**Exercise task**:
Report each line of the data that has "régi" somewhere in it.

**Given data**:
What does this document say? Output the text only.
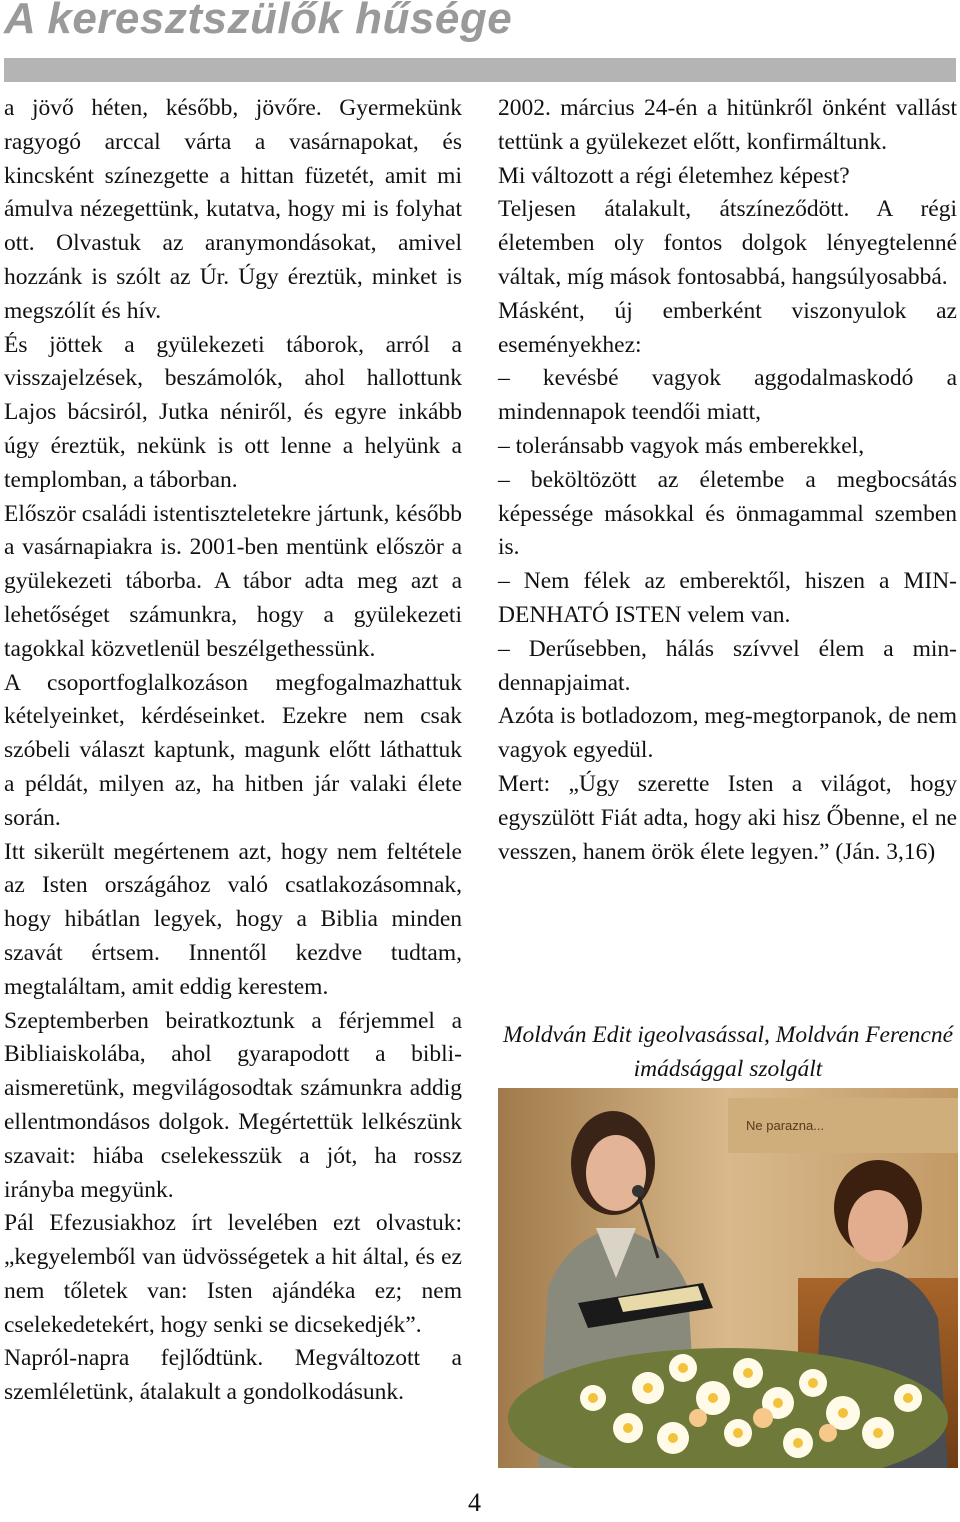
A keresztszülők hűsége

a jövő héten, később, jövőre. Gyermekünk ragyogó arccal várta a vasárnapokat, és kincsként színezgette a hittan füzetét, amit mi ámulva nézegettünk, kutatva, hogy mi is folyhat ott. Olvastuk az aranymondásokat, amivel hozzánk is szólt az Úr. Úgy éreztük, minket is megszólít és hív.

És jöttek a gyülekezeti táborok, arról a visszajelzések, beszámolók, ahol hallottunk Lajos bácsiról, Jutka néniről, és egyre inkább úgy éreztük, nekünk is ott lenne a helyünk a templomban, a táborban.

Először családi istentiszteletekre jártunk, később a vasárnapiakra is. 2001-ben mentünk először a gyülekezeti táborba. A tábor adta meg azt a lehetőséget számunkra, hogy a gyülekezeti tagokkal közvetlenül beszélgethessünk.

A csoportfoglalkozáson megfogalmazhattuk kételyeinket, kérdéseinket. Ezekre nem csak szóbeli választ kaptunk, magunk előtt láthattuk a példát, milyen az, ha hitben jár valaki élete során.

Itt sikerült megértenem azt, hogy nem feltétele az Isten országához való csatlakozásomnak, hogy hibátlan legyek, hogy a Biblia minden szavát értsem. Innentől kezdve tudtam, megtaláltam, amit eddig kerestem.

Szeptemberben beiratkoztunk a férjemmel a Bibliaiskolába, ahol gyarapodott a bibliaismeretünk, megvilágosodtak számunkra addig ellentmondásos dolgok. Megértettük lelkészünk szavait: hiába cselekesszük a jót, ha rossz irányba megyünk.

Pál Efezusiakhoz írt levelében ezt olvastuk: „kegyelemből van üdvösségetek a hit által, és ez nem tőletek van: Isten ajándéka ez; nem cselekedetekért, hogy senki se dicsekedjék”.

Napról-napra fejlődtünk. Megváltozott a szemléletünk, átalakult a gondolkodásunk.

2002. március 24-én a hitünkről önként vallást tettünk a gyülekezet előtt, konfirmáltunk.

Mi változott a régi életemhez képest?

Teljesen átalakult, átszíneződött. A régi életemben oly fontos dolgok lényegtelenné váltak, míg mások fontosabbá, hangsúlyosabbá.

Másként, új emberként viszonyulok az eseményekhez:

– kevésbé vagyok aggodalmaskodó a mindennapok teendői miatt,

– toleránsabb vagyok más emberekkel,

– beköltözött az életembe a megbocsátás képessége másokkal és önmagammal szemben is.

– Nem félek az emberektől, hiszen a MINDENHATÓ ISTEN velem van.

– Derűsebben, hálás szívvel élem a mindennapjaimat.

Azóta is botladozom, meg-megtorpanok, de nem vagyok egyedül.

Mert: „Úgy szerette Isten a világot, hogy egyszülött Fiát adta, hogy aki hisz Őbenne, el ne vesszen, hanem örök élete legyen.” (Ján. 3,16)

Moldván Edit igeolvasással, Moldván Ferencné
imádsággal szolgált

Ne parazna...
4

**Reply to the exercise**:
Mi változott a régi életemhez képest?
Teljesen átalakult, átszíneződött. A régi életemben oly fontos dolgok lényegtelenné váltak, míg mások fontosabbá, hangsúlyosabbá.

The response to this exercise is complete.